## EXERCISE BRIEF:
From the records below, pull each line that has "were".
— START ENTRIES SUPPLIED —
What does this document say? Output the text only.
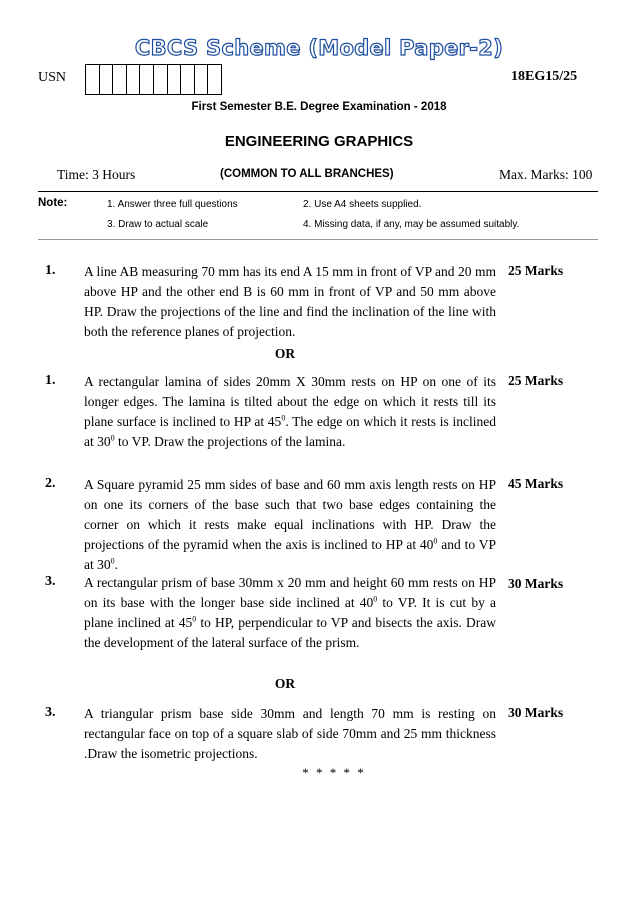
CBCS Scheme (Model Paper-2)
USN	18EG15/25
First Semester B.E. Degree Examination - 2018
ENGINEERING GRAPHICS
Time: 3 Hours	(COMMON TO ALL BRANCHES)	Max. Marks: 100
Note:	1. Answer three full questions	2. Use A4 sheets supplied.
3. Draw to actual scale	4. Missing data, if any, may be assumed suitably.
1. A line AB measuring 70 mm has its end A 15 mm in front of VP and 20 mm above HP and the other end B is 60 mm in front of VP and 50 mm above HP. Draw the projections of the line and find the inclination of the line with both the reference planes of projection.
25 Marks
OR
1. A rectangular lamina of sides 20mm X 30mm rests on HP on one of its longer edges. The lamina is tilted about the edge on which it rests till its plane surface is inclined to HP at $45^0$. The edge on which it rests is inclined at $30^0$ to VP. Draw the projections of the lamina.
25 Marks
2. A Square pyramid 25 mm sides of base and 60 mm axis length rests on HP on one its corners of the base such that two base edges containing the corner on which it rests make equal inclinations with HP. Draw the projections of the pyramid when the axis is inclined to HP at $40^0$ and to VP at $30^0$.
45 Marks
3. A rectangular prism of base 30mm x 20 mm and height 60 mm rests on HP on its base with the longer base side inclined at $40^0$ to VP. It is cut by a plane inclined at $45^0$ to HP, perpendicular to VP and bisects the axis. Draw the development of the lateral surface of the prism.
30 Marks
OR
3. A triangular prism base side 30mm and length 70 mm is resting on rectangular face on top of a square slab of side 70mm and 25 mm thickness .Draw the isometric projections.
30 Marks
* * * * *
— END ENTRIES SUPPLIED —
— START ENTRIES SUPPLIED —
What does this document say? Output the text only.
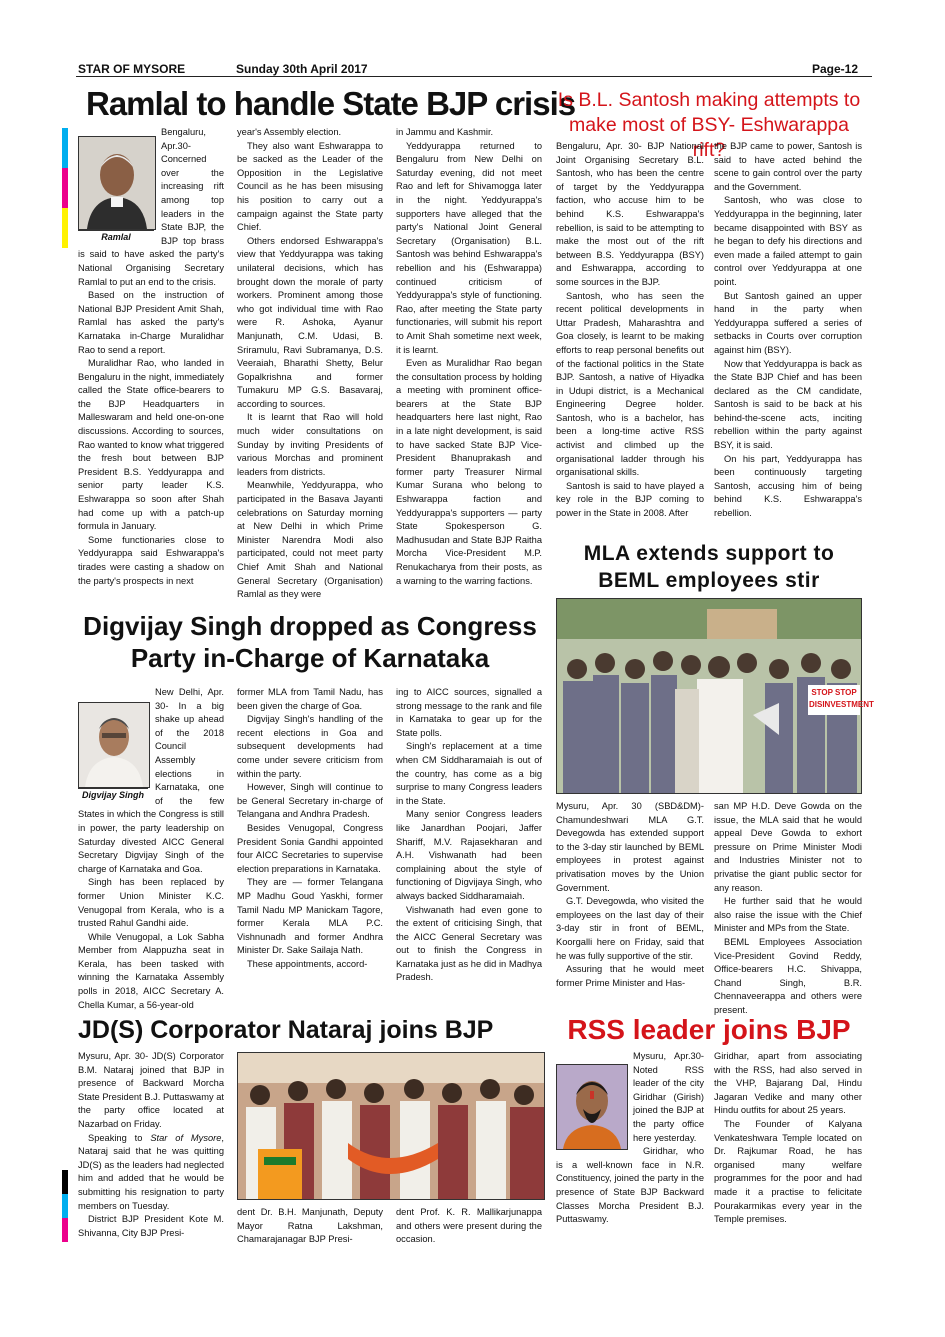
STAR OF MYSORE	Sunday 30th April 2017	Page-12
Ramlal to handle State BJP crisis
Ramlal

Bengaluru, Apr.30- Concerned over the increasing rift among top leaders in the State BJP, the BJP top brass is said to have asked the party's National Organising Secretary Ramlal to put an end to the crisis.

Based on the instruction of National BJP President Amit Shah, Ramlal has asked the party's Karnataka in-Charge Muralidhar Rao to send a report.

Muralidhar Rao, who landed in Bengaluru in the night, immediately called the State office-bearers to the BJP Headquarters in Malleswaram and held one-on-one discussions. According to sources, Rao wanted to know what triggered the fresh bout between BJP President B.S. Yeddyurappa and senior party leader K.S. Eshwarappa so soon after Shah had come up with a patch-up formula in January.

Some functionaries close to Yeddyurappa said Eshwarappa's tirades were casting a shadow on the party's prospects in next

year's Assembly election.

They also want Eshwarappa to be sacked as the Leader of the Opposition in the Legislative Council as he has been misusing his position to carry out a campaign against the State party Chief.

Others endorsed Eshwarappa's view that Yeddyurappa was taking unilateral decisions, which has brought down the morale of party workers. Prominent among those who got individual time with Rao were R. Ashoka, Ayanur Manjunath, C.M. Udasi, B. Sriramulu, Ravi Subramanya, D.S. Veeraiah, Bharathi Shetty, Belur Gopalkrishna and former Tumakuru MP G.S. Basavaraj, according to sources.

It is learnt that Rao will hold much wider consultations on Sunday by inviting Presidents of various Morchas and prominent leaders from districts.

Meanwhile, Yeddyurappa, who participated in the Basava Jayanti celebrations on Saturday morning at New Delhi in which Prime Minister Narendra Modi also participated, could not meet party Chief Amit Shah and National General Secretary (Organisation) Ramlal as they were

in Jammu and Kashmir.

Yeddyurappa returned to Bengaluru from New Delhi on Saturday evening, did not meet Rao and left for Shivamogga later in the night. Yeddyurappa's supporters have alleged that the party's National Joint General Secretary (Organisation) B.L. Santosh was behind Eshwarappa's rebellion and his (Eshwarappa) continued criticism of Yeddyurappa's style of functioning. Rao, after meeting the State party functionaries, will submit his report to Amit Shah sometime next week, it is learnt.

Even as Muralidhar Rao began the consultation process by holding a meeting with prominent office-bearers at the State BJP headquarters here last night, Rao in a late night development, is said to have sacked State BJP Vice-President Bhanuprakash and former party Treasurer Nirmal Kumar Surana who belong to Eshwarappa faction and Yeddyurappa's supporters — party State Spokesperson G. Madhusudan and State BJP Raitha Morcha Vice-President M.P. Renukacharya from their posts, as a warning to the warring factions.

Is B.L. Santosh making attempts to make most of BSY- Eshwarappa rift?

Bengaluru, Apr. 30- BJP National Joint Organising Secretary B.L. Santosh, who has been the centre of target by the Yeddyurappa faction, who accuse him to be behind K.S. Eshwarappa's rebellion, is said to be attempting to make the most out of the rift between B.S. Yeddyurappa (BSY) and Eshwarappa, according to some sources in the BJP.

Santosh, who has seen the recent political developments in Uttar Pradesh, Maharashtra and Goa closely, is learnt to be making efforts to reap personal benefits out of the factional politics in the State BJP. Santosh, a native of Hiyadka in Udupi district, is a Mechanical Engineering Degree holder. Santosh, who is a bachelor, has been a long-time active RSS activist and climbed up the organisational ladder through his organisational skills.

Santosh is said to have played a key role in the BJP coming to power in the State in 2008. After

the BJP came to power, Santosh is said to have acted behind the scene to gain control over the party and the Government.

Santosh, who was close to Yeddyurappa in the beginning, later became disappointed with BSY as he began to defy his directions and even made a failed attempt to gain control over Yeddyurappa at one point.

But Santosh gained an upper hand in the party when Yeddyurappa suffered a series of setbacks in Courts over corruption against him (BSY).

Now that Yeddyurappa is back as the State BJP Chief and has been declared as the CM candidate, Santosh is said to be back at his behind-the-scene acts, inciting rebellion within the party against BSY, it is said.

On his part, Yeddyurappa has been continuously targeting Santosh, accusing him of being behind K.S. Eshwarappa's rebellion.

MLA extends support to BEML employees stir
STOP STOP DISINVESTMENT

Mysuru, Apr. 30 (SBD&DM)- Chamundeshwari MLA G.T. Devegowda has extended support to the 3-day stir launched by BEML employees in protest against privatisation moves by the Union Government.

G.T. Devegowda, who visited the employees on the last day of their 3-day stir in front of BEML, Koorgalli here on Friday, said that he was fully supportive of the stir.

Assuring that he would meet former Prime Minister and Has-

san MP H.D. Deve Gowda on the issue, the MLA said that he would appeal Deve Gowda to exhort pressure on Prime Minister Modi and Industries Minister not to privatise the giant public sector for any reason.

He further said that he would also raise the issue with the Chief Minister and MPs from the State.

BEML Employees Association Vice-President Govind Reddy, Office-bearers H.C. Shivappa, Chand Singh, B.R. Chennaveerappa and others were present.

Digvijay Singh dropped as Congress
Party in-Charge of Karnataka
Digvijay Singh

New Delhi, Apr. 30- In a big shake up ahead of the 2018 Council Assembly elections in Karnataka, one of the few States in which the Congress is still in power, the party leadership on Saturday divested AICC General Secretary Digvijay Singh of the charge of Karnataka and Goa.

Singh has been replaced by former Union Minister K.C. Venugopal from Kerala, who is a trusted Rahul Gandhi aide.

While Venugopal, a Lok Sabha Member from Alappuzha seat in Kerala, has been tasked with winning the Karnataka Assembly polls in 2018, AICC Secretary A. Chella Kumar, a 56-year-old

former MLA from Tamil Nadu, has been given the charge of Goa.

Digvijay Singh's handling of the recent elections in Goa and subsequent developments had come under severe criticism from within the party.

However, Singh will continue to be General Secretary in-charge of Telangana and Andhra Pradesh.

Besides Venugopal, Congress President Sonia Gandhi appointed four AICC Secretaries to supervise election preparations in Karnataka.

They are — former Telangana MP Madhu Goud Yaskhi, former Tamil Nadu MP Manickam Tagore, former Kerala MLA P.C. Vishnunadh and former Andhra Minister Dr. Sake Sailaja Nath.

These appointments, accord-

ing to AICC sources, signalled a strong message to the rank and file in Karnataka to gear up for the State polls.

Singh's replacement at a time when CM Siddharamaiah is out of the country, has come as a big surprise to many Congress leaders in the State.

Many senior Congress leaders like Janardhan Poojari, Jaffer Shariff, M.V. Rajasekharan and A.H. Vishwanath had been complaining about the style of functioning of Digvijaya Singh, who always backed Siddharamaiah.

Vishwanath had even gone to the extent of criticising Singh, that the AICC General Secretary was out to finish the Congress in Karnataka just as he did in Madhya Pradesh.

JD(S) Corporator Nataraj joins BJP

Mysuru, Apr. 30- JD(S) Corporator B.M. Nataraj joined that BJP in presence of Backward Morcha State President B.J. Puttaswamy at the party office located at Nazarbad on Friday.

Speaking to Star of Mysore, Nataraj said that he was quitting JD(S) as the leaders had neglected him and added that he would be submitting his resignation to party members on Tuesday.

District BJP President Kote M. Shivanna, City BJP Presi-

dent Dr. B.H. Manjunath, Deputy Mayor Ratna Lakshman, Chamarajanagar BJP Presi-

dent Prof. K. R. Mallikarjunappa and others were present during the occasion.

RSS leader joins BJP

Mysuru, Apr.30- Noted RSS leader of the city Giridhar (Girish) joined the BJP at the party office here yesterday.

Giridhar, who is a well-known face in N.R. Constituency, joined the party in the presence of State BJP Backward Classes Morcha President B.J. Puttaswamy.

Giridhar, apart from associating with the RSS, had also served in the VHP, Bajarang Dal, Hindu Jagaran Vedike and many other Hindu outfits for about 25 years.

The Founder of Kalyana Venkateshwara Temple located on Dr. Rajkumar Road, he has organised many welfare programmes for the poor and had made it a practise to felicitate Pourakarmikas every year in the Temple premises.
— END ENTRIES SUPPLIED —
— START ENTRIES SUPPLIED —
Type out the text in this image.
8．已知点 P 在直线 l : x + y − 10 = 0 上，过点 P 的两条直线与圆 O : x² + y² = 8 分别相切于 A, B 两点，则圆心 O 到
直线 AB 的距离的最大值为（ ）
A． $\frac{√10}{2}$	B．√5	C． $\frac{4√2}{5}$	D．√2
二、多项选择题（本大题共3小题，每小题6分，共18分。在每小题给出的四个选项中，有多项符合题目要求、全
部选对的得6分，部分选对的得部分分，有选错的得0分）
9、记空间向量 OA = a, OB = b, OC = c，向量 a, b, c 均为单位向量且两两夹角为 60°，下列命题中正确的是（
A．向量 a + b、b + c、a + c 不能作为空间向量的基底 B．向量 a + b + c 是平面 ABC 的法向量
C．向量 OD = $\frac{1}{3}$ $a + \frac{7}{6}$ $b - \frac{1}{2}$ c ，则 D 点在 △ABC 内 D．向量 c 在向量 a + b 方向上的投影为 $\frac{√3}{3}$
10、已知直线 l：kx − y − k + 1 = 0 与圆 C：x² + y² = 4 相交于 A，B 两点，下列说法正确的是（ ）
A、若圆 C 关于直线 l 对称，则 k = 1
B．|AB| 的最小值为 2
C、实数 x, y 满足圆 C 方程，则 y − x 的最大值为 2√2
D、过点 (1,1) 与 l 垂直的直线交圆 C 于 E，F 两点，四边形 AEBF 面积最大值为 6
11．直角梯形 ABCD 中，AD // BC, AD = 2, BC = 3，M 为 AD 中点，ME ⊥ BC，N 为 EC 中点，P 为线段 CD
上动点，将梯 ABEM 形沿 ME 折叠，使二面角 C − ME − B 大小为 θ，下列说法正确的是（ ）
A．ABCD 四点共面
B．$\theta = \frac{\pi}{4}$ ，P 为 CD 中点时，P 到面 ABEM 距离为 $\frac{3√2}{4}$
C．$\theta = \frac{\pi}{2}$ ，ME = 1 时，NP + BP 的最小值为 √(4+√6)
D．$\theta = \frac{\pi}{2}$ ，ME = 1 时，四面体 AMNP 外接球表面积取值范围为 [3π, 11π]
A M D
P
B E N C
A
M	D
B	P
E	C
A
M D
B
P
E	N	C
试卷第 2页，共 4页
— END ENTRIES SUPPLIED —
## CORRECT OUTPUT:
Some functionaries close to Yeddyurappa said Eshwarappa's tirades were casting a shadow on the party's prospects in next
Others endorsed Eshwarappa's view that Yeddyurappa was taking unilateral decisions, which has brought down the morale of party workers. Prominent among those who got individual time with Rao were R. Ashoka, Ayanur Manjunath, C.M. Udasi, B. Sriramulu, Ravi Subramanya, D.S. Veeraiah, Bharathi Shetty, Belur Gopalkrishna and former Tumakuru MP G.S. Basavaraj, according to sources.
Meanwhile, Yeddyurappa, who participated in the Basava Jayanti celebrations on Saturday morning at New Delhi in which Prime Minister Narendra Modi also participated, could not meet party Chief Amit Shah and National General Secretary (Organisation) Ramlal as they were
BEML Employees Association Vice-President Govind Reddy, Office-bearers H.C. Shivappa, Chand Singh, B.R. Chennaveerappa and others were present.
dent Prof. K. R. Mallikarjunappa and others were present during the occasion.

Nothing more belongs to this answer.